### DOCUMENT SEGMENT
The R programming language is almost synonymous with statistical computing. It provides people with a coding syntax that feels right at home when placed next to standard mathematics. And it has a built-in lexicon that allows for complex data types and easy object manipulation. However, there’s another side to R that’s much less commonly discussed. R isn’t just about numbers, it’s also a fantastic tool for text manipulation. Many of the techniques used to work with collections of numbers in R also translate into collections of letters – aka words. For example, you might be shocked to discover the ease with which you can pick, and alter, a single character from a larger string in R. But you’ll soon discover exactly how to remove last character from a string using R.
The Nature of Strings in R
Strings are one of those things that you can never take for granted when learning to use a new programming language. Most languages have some concept of a string. After all, language is an inherent part of the human experience. It’s natural for us to want to work with written text. And that is, essentially, what a string is. It’s a way to portray standard written languages within a system that’s essentially built on 1s and 0s. Programming languages are trying to model the same concept when they implement strings. But most have slightly different takes on the idea. For example, in Python, a string is essentially synonymous with an array. It’s just an array of characters. And you can access elements of a string in the same way you would elements of an array or list.
A string in R is still a collection of characters. But an R string isn’t quite as easily manipulated. We generally need to use specific functions to access part of a string in R. For example, in python we could simply write print(ourString[0]) to access the first letter of a string assigned to ourString. But in R we’d need to use a specific function such as in the following example.
ourString <- “The quick brown fox jumps over the lazy dog”
print(substr(ourString, 2, 2))
In this example, we use a function called substr to access the second letter in “The quick brown fox jumps over the lazy dog”. It’s true that using a function adds a little more complexity to the process of string access. But as you’ll soon see, this also gives us some extra power to manipulate strings through the standard method of access. In fact, you’ve already gotten a glimpse at how we can go about removing the last character from a string in R.
The Easiest Way To Remove the Last Character
In R, if we access an element of a string we can generally change it. You can think of string access in R as essentially being read/write by default. As such, we can make a slight change in our previous example to remove a trailing character from the string. Take a look at the modified code below.

### LISTED ENTRIES
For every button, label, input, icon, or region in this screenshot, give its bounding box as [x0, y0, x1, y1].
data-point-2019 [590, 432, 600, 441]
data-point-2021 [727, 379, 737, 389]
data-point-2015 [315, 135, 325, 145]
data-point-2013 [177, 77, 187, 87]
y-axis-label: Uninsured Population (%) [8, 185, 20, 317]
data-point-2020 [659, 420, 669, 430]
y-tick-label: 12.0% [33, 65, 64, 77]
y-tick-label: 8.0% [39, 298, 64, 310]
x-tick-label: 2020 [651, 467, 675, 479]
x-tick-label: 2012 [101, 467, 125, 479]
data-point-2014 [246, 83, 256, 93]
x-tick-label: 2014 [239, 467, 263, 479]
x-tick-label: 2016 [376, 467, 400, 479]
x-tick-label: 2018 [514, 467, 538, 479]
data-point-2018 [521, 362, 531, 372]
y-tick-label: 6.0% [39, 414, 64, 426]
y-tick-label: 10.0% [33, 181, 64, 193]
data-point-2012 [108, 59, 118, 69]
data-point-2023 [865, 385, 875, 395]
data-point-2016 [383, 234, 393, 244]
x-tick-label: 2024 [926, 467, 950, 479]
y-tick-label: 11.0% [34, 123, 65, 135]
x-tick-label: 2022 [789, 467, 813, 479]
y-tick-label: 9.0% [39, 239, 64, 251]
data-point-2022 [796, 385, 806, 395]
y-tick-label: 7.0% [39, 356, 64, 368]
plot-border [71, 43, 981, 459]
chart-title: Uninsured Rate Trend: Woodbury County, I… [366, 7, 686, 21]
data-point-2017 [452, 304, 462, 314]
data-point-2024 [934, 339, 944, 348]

### TASK INSTRUCTIONS
a: In the article on removing the last character from an R string, what is a string essentially synonymous with in Python?
b: Retype the stretch of the R strings article from "A string in R is" through "print(substr(ourString, 2, 2))", keeping every character unchanged.
c: Extend the article on removing the last character from a string in R, picking up right after its final sentence.

### OUTPUTS FOR THE TASKS
a: An array.

b:
A string in R is still a collection of characters. But an R string isn’t quite as easily manipulated. We generally need to use specific functions to access part of a string in R. For example, in python we could simply write print(ourString[0]) to access the first letter of a string assigned to ourString. But in R we’d need to use a specific function such as in the following example.
ourString <- “The quick brown fox jumps over the lazy dog”
print(substr(ourString, 2, 2))

c:
ourString <- “The quick brown fox jumps over the lazy dog._”
ourString <- substr(ourString, 1, nchar(ourString)-1)
print(ourString)
We begin by once again defining ourString with an example sentence. Except this time around we’ve intentionally added a superfluous character at the end. But we can easily get rid of it in the following line. We call substr and pass ourString to it as the initial argument. Next, we pass a 1. The number in this position tells substr where to begin copying text. The next argument tells it where to end its text selection. Unfortunately, there’s no special character or code to tell substr to select the last character. We need to know an exact numerical position. That’s not a huge problem in this example since we can just count out the characters in the string by hand. But imagine that we’re using an automated process that’s going to sort through hundreds of strings.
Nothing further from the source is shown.